** SOURCE DOCUMENT **
This paper contains 18 sections, 10 equations, 5 figures, 6 tables.

Figures (5)

  • Figure 1: Illustration of the backbone network architecture. This figure provides an overview of the backbone network employed in our study, designed to effectively process multidimensional multivariate time series samples. The input time series undergoes a patching process using a CNN1D, followed by transformation through the transformer encoder to generate meaningful representations. The final representations are obtained from the outputs of the transformer encoder post a global average pooling layer. These representations are then input into a linear classifier to make the final predictions.
  • Figure 2: Illustration of the MTS-LOF framework workflow. The framework leverages Occlusion-Invariant Feature Learning (MAE) and Joint-Embedding SSL principles to enhance representation robustness. It employs multiple mask operations to enhance consistency in occlusion-invariant features, ensuring the model's effectiveness in the presence of occluded data. The similarity objective ($\mathcal{L}_{sim}$) measures the agreement between masked and unmasked representations, while covariance regularization ($\mathcal{L}_{TCR}$) is employed to mitigate representation collapse. A transformer decoder and positional embeddings contribute to comprehensive feature extraction. The hyperparameter $\lambda$ balances $\mathcal{L}_{sim}$ and $\mathcal{L}_{TCR}$.

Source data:
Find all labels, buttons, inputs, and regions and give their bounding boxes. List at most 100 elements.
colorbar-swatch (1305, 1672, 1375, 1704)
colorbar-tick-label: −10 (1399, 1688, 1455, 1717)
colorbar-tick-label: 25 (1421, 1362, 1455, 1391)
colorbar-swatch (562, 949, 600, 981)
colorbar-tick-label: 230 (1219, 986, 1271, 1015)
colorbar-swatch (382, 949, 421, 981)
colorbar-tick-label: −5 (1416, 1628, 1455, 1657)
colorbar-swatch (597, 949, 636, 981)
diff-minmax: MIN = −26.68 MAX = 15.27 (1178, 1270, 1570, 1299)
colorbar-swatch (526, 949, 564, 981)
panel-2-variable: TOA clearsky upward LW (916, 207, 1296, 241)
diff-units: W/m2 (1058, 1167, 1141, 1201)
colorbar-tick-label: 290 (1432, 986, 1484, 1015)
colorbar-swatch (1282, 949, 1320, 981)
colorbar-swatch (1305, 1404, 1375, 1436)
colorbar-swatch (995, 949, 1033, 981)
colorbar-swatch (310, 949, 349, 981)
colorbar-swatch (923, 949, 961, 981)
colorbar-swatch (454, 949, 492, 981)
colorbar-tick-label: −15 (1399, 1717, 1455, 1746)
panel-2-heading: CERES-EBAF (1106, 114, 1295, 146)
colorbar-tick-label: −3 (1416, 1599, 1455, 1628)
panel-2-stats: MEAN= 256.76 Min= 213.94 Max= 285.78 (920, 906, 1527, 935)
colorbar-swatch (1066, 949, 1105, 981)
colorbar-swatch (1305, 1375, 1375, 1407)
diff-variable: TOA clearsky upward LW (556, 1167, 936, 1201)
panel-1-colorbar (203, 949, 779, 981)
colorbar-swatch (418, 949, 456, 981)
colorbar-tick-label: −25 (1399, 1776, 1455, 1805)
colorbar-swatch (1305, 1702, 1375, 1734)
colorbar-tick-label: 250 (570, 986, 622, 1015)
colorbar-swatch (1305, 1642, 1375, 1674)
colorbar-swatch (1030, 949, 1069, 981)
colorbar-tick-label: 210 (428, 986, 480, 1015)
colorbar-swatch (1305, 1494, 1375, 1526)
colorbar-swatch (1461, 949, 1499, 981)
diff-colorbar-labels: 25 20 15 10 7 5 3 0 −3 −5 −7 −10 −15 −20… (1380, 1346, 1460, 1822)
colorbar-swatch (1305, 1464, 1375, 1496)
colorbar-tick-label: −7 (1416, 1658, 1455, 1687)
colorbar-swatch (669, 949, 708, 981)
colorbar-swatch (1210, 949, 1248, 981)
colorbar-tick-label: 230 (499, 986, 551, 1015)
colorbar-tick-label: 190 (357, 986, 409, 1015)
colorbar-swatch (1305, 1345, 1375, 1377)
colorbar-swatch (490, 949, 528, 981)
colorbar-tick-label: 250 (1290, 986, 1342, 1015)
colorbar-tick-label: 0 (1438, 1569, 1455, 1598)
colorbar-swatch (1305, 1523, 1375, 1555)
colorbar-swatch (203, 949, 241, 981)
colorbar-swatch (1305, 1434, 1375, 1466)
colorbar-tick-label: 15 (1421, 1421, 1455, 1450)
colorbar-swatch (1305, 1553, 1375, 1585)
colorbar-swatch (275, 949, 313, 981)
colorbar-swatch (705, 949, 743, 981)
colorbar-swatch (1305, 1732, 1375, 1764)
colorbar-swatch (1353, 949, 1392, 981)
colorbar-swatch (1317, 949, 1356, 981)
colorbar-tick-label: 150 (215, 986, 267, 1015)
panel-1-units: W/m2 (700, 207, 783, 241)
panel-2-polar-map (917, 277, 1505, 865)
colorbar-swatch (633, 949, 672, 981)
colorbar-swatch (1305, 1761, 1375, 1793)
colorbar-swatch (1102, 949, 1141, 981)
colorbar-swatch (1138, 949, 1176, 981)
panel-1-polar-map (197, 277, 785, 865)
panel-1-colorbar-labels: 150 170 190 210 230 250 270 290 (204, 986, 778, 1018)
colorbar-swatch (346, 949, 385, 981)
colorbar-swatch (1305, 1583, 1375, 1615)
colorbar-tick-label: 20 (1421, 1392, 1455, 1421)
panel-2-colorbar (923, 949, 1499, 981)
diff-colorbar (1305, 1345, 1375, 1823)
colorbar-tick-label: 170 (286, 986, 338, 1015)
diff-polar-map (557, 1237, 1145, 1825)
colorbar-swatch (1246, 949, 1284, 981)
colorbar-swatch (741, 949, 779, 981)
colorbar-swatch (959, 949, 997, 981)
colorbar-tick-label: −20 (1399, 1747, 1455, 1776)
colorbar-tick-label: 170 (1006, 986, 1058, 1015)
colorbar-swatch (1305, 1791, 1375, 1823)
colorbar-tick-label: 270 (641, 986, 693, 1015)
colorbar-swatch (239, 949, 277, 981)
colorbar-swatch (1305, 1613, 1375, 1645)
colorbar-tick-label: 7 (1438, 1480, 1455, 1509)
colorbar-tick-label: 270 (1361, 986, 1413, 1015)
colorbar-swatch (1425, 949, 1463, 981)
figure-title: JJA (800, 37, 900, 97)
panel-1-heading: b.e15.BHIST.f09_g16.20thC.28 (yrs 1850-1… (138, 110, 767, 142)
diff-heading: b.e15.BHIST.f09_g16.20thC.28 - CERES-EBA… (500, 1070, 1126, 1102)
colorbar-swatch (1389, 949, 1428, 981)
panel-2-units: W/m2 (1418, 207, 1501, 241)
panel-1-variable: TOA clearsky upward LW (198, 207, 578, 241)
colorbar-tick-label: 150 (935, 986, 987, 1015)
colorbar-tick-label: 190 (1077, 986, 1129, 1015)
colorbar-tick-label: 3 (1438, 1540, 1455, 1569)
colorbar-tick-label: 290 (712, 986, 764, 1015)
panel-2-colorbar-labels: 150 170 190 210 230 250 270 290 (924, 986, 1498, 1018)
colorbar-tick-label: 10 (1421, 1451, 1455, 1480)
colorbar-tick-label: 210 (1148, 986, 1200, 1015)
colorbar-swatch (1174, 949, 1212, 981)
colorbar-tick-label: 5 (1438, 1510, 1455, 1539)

** YOUR ASSIGNMENT **
Write the next part of the figure list for the MTS-LOF paper, starting after the Figure 2 entry. The records play no part in what comes next.

** SOLVED EXERCISE **
  • Figure 3: Fine-tuning the pretrained backbone with different fractions of labeled data from the Sleep-EDF dataset. The plot illustrates the performance of the MTS-LOF framework under semi-supervised learning conditions, comparing F1 scores obtained with 1%, 5%, 10%, 50%, and 100% of randomly selected subsets of labeled data to the fully supervised learning result with 100% labeled data. These results highlight the framework's adaptability and ability to leverage minimal labeled data effectively.
  • Figure 4: Comparison of F1 scores under different combinations of hyperparameters in the ablation study using the HAR dataset. (a) Illustrates the relationship between F1 score and the number of masks while keeping the mask ratio constant at 0.8. (b) Shows the impact of varying mask ratios on the F1 score while maintaining a constant number of 20 masks. These findings provide insights into the sensitivity of the F1 score to these critical hyperparameters.
  • Figure 5: t-SNE visualizations of learned representations for Epilepsy, HAR, and Sleep-EDF datasets. The subfigures display the effects of different training methodologies: SSL, supervised training, and 5% fine-tuning on each dataset.